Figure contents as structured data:
__________
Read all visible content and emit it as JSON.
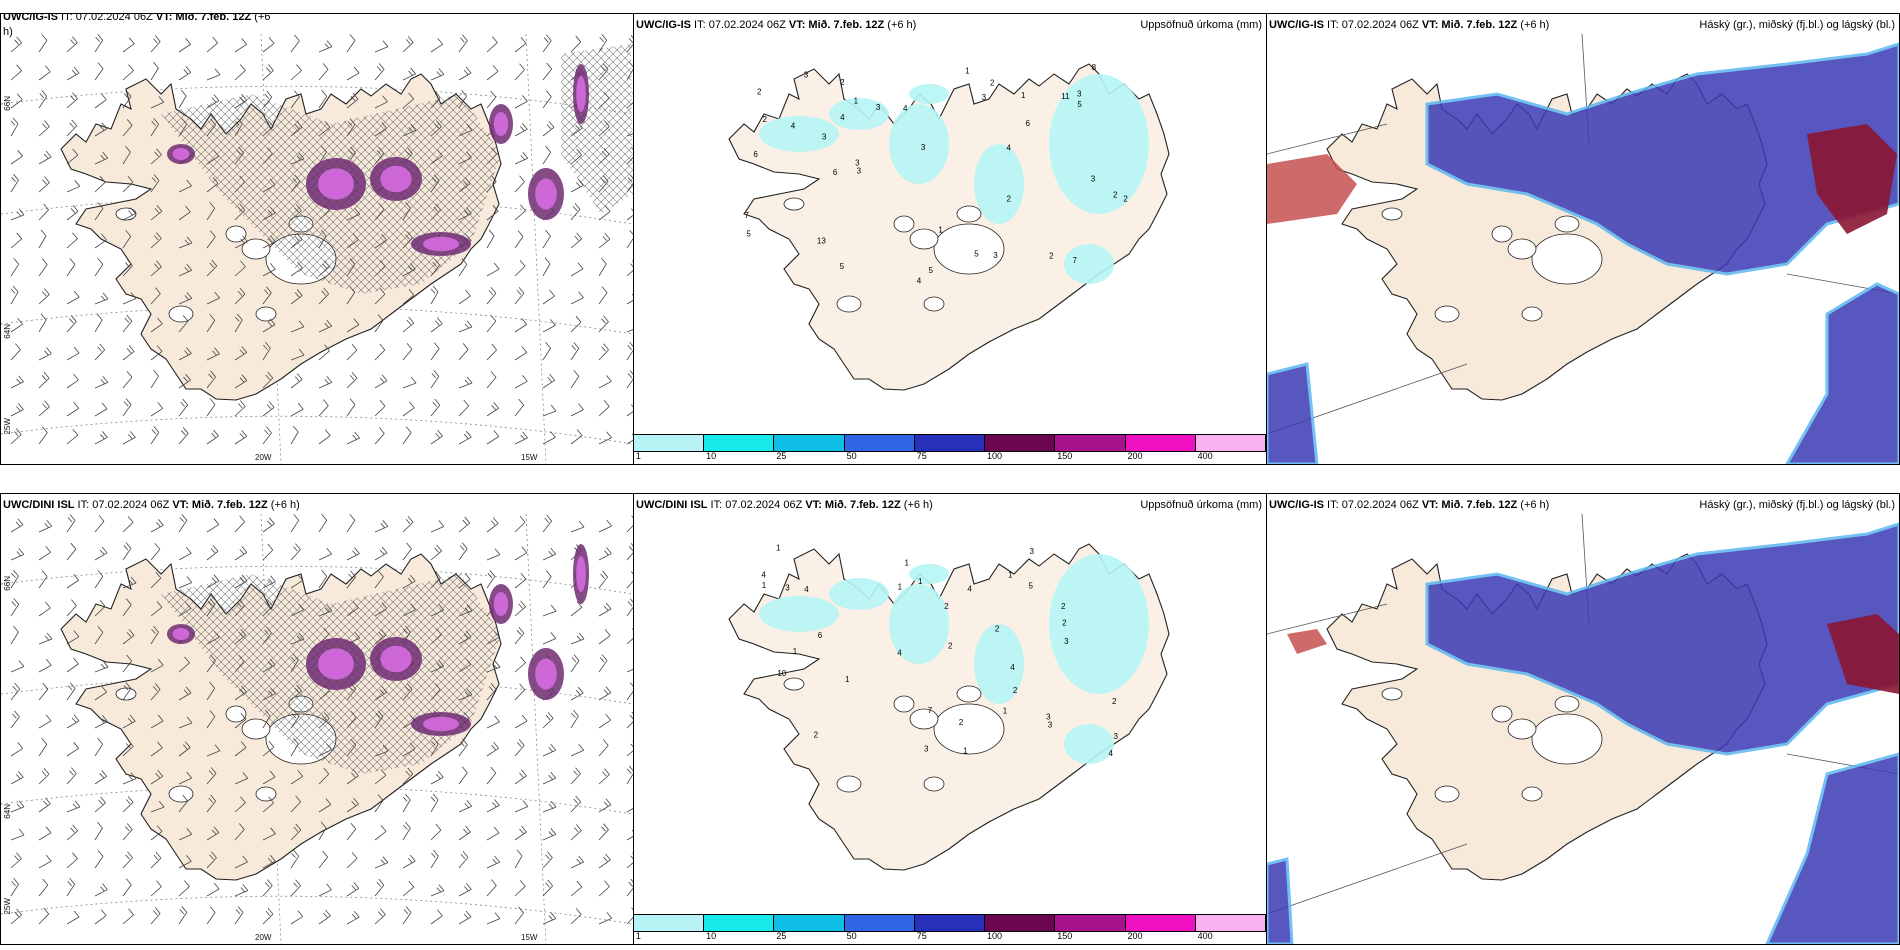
{
  "rows": [
    {
      "wind": {
        "model": "UWC/IG-IS",
        "rest": " IT: 07.02.2024 06Z ",
        "vt": "VT: Mið. 7.feb. 12Z",
        "lead": " (+6",
        "wrap": "h)"
      },
      "precip": {
        "model": "UWC/IG-IS",
        "rest": " IT: 07.02.2024 06Z ",
        "vt": "VT: Mið. 7.feb. 12Z",
        "lead": " (+6 h)",
        "right": "Uppsöfnuð úrkoma (mm)"
      },
      "cloud": {
        "model": "UWC/IG-IS",
        "rest": " IT: 07.02.2024 06Z ",
        "vt": "VT: Mið. 7.feb. 12Z",
        "lead": " (+6 h)",
        "right": "Háský (gr.), miðský (fj.bl.) og lágský (bl.)"
      },
      "labels": [
        "2",
        "4",
        "4",
        "5",
        "11",
        "4",
        "2",
        "3",
        "3",
        "2",
        "2",
        "1",
        "6",
        "13",
        "6",
        "5",
        "3",
        "4",
        "7",
        "5",
        "2",
        "3",
        "3",
        "1",
        "1",
        "3",
        "5",
        "2",
        "3",
        "6",
        "7",
        "3",
        "8",
        "4",
        "2",
        "2",
        "3",
        "3",
        "1",
        "5"
      ]
    },
    {
      "wind": {
        "model": "UWC/DINI ISL",
        "rest": " IT: 07.02.2024 06Z ",
        "vt": "VT: Mið. 7.feb. 12Z",
        "lead": " (+6 h)",
        "wrap": ""
      },
      "precip": {
        "model": "UWC/DINI ISL",
        "rest": " IT: 07.02.2024 06Z ",
        "vt": "VT: Mið. 7.feb. 12Z",
        "lead": " (+6 h)",
        "right": "Uppsöfnuð úrkoma (mm)"
      },
      "cloud": {
        "model": "UWC/IG-IS",
        "rest": " IT: 07.02.2024 06Z ",
        "vt": "VT: Mið. 7.feb. 12Z",
        "lead": " (+6 h)",
        "right": "Háský (gr.), miðský (fj.bl.) og lágský (bl.)"
      },
      "labels": [
        "2",
        "3",
        "4",
        "2",
        "3",
        "1",
        "1",
        "1",
        "6",
        "10",
        "3",
        "4",
        "4",
        "3",
        "3",
        "5",
        "2",
        "1",
        "2",
        "2",
        "1",
        "7",
        "2",
        "4",
        "2",
        "4",
        "1",
        "4",
        "2",
        "1",
        "2",
        "1",
        "3",
        "3",
        "1",
        "1"
      ]
    }
  ],
  "axis": {
    "lat66": "66N",
    "lat64": "64N",
    "lon20": "20W",
    "lon15": "15W",
    "lon25": "25W"
  },
  "colorbar": {
    "colors": [
      "#b8f4f5",
      "#19e9ea",
      "#10bfe6",
      "#3065e6",
      "#2730b8",
      "#6a0750",
      "#a8128a",
      "#f011c0",
      "#f7b2ef"
    ],
    "ticks": [
      "1",
      "10",
      "25",
      "50",
      "75",
      "100",
      "150",
      "200",
      "400"
    ]
  },
  "colors": {
    "land": "#f7eadb",
    "land_precip": "#fbf0e6",
    "coast": "#222222",
    "snow": "#b6f5f5",
    "hi": "#3a3ab4",
    "lowred": "#8b1531",
    "red": "#c75050"
  }
}
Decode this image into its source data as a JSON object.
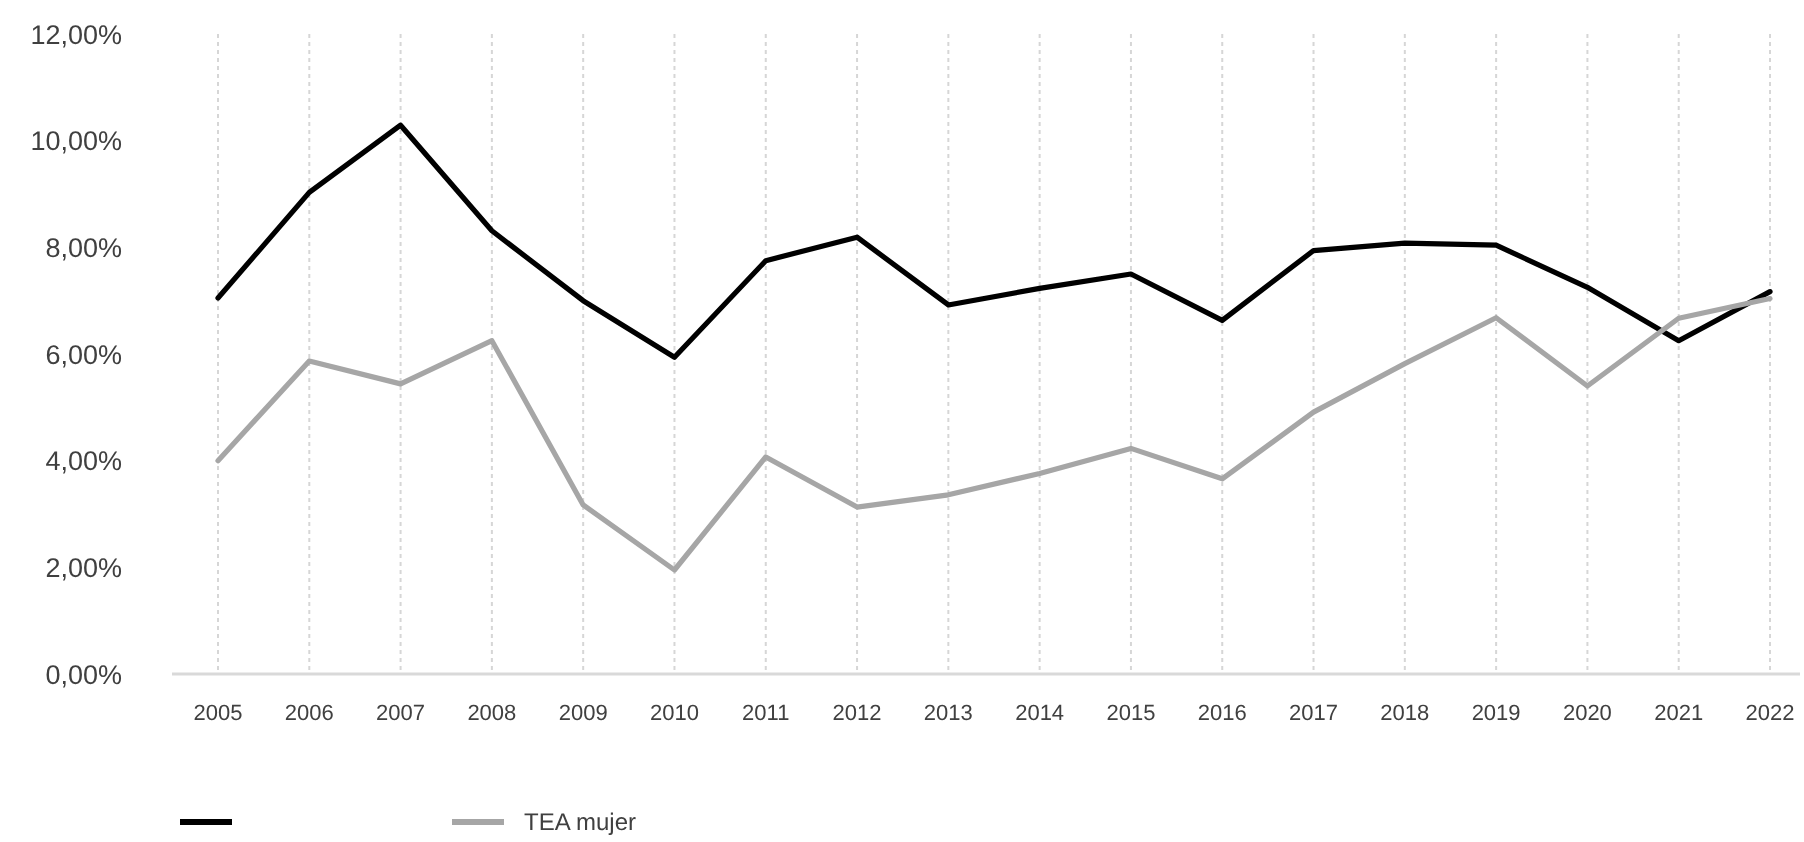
__________
- **STATED PROBLEM**
Copy each line of the records precisely and drop any images they hold.

- **EXERCISE OUTPUT**
Read all visible content and emit it as JSON.
{
  "rows": [
    {
      "wind": {
        "model": "UWC/IG-IS",
        "rest": " IT: 07.02.2024 06Z ",
        "vt": "VT: Mið. 7.feb. 12Z",
        "lead": " (+6",
        "wrap": "h)"
      },
      "precip": {
        "model": "UWC/IG-IS",
        "rest": " IT: 07.02.2024 06Z ",
        "vt": "VT: Mið. 7.feb. 12Z",
        "lead": " (+6 h)",
        "right": "Uppsöfnuð úrkoma (mm)"
      },
      "cloud": {
        "model": "UWC/IG-IS",
        "rest": " IT: 07.02.2024 06Z ",
        "vt": "VT: Mið. 7.feb. 12Z",
        "lead": " (+6 h)",
        "right": "Háský (gr.), miðský (fj.bl.) og lágský (bl.)"
      },
      "labels": [
        "2",
        "4",
        "4",
        "5",
        "11",
        "4",
        "2",
        "3",
        "3",
        "2",
        "2",
        "1",
        "6",
        "13",
        "6",
        "5",
        "3",
        "4",
        "7",
        "5",
        "2",
        "3",
        "3",
        "1",
        "1",
        "3",
        "5",
        "2",
        "3",
        "6",
        "7",
        "3",
        "8",
        "4",
        "2",
        "2",
        "3",
        "3",
        "1",
        "5"
      ]
    },
    {
      "wind": {
        "model": "UWC/DINI ISL",
        "rest": " IT: 07.02.2024 06Z ",
        "vt": "VT: Mið. 7.feb. 12Z",
        "lead": " (+6 h)",
        "wrap": ""
      },
      "precip": {
        "model": "UWC/DINI ISL",
        "rest": " IT: 07.02.2024 06Z ",
        "vt": "VT: Mið. 7.feb. 12Z",
        "lead": " (+6 h)",
        "right": "Uppsöfnuð úrkoma (mm)"
      },
      "cloud": {
        "model": "UWC/IG-IS",
        "rest": " IT: 07.02.2024 06Z ",
        "vt": "VT: Mið. 7.feb. 12Z",
        "lead": " (+6 h)",
        "right": "Háský (gr.), miðský (fj.bl.) og lágský (bl.)"
      },
      "labels": [
        "2",
        "3",
        "4",
        "2",
        "3",
        "1",
        "1",
        "1",
        "6",
        "10",
        "3",
        "4",
        "4",
        "3",
        "3",
        "5",
        "2",
        "1",
        "2",
        "2",
        "1",
        "7",
        "2",
        "4",
        "2",
        "4",
        "1",
        "4",
        "2",
        "1",
        "2",
        "1",
        "3",
        "3",
        "1",
        "1"
      ]
    }
  ],
  "axis": {
    "lat66": "66N",
    "lat64": "64N",
    "lon20": "20W",
    "lon15": "15W",
    "lon25": "25W"
  },
  "colorbar": {
    "colors": [
      "#b8f4f5",
      "#19e9ea",
      "#10bfe6",
      "#3065e6",
      "#2730b8",
      "#6a0750",
      "#a8128a",
      "#f011c0",
      "#f7b2ef"
    ],
    "ticks": [
      "1",
      "10",
      "25",
      "50",
      "75",
      "100",
      "150",
      "200",
      "400"
    ]
  },
  "colors": {
    "land": "#f7eadb",
    "land_precip": "#fbf0e6",
    "coast": "#222222",
    "snow": "#b6f5f5",
    "hi": "#3a3ab4",
    "lowred": "#8b1531",
    "red": "#c75050"
  }
}
Decode this image into its source data as a JSON object.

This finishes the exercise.